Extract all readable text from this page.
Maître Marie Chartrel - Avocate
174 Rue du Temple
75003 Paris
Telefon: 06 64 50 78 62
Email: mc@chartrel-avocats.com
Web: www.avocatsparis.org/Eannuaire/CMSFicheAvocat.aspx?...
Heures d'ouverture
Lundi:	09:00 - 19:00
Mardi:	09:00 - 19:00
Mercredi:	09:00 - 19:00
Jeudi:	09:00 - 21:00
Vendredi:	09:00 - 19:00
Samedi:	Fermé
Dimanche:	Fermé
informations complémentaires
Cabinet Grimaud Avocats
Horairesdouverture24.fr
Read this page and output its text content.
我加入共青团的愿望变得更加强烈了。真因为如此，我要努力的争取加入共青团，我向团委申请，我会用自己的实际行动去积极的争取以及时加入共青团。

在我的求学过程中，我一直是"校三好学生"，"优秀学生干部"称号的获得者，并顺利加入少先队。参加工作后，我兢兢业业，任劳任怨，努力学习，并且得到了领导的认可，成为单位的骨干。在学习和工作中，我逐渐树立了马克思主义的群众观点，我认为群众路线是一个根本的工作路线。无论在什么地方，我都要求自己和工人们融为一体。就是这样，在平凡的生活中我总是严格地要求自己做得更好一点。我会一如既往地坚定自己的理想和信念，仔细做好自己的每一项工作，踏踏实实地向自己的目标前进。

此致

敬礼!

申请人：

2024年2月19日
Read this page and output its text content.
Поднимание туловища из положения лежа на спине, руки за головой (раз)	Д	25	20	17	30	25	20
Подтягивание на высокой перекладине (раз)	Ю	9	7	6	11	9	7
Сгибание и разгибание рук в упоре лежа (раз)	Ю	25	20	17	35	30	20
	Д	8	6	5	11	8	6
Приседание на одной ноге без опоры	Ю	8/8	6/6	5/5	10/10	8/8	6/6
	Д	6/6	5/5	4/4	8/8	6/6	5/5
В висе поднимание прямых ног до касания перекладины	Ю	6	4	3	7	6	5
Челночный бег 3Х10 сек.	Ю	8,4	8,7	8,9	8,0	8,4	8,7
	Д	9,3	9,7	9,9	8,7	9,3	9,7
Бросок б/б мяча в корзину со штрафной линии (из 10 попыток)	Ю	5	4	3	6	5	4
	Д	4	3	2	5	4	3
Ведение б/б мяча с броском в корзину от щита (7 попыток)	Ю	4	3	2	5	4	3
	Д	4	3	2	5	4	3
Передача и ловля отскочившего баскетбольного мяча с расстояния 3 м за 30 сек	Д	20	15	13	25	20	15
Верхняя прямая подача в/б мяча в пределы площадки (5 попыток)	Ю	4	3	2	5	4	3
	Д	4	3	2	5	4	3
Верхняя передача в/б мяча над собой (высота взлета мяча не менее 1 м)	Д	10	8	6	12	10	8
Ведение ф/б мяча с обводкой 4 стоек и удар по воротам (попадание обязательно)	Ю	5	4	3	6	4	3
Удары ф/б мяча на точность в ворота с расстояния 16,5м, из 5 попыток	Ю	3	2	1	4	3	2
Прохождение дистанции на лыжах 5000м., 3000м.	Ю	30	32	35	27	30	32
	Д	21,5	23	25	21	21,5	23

REQUIREMENT: Using the data above, repeat every line exactly.

FINISHED ANSWER:
Extract all readable text from this page.
Maître Marie Chartrel - Avocate
174 Rue du Temple
75003 Paris
Telefon: 06 64 50 78 62
Email: mc@chartrel-avocats.com
Web: www.avocatsparis.org/Eannuaire/CMSFicheAvocat.aspx?...
Heures d'ouverture
Lundi:	09:00 - 19:00
Mardi:	09:00 - 19:00
Mercredi:	09:00 - 19:00
Jeudi:	09:00 - 21:00
Vendredi:	09:00 - 19:00
Samedi:	Fermé
Dimanche:	Fermé
informations complémentaires
Cabinet Grimaud Avocats
Horairesdouverture24.fr
Read this page and output its text content.
我加入共青团的愿望变得更加强烈了。真因为如此，我要努力的争取加入共青团，我向团委申请，我会用自己的实际行动去积极的争取以及时加入共青团。

在我的求学过程中，我一直是"校三好学生"，"优秀学生干部"称号的获得者，并顺利加入少先队。参加工作后，我兢兢业业，任劳任怨，努力学习，并且得到了领导的认可，成为单位的骨干。在学习和工作中，我逐渐树立了马克思主义的群众观点，我认为群众路线是一个根本的工作路线。无论在什么地方，我都要求自己和工人们融为一体。就是这样，在平凡的生活中我总是严格地要求自己做得更好一点。我会一如既往地坚定自己的理想和信念，仔细做好自己的每一项工作，踏踏实实地向自己的目标前进。

此致

敬礼!

申请人：

2024年2月19日
Read this page and output its text content.
Поднимание туловища из положения лежа на спине, руки за головой (раз)	Д	25	20	17	30	25	20
Подтягивание на высокой перекладине (раз)	Ю	9	7	6	11	9	7
Сгибание и разгибание рук в упоре лежа (раз)	Ю	25	20	17	35	30	20
	Д	8	6	5	11	8	6
Приседание на одной ноге без опоры	Ю	8/8	6/6	5/5	10/10	8/8	6/6
	Д	6/6	5/5	4/4	8/8	6/6	5/5
В висе поднимание прямых ног до касания перекладины	Ю	6	4	3	7	6	5
Челночный бег 3Х10 сек.	Ю	8,4	8,7	8,9	8,0	8,4	8,7
	Д	9,3	9,7	9,9	8,7	9,3	9,7
Бросок б/б мяча в корзину со штрафной линии (из 10 попыток)	Ю	5	4	3	6	5	4
	Д	4	3	2	5	4	3
Ведение б/б мяча с броском в корзину от щита (7 попыток)	Ю	4	3	2	5	4	3
	Д	4	3	2	5	4	3
Передача и ловля отскочившего баскетбольного мяча с расстояния 3 м за 30 сек	Д	20	15	13	25	20	15
Верхняя прямая подача в/б мяча в пределы площадки (5 попыток)	Ю	4	3	2	5	4	3
	Д	4	3	2	5	4	3
Верхняя передача в/б мяча над собой (высота взлета мяча не менее 1 м)	Д	10	8	6	12	10	8
Ведение ф/б мяча с обводкой 4 стоек и удар по воротам (попадание обязательно)	Ю	5	4	3	6	4	3
Удары ф/б мяча на точность в ворота с расстояния 16,5м, из 5 попыток	Ю	3	2	1	4	3	2
Прохождение дистанции на лыжах 5000м., 3000м.	Ю	30	32	35	27	30	32
	Д	21,5	23	25	21	21,5	23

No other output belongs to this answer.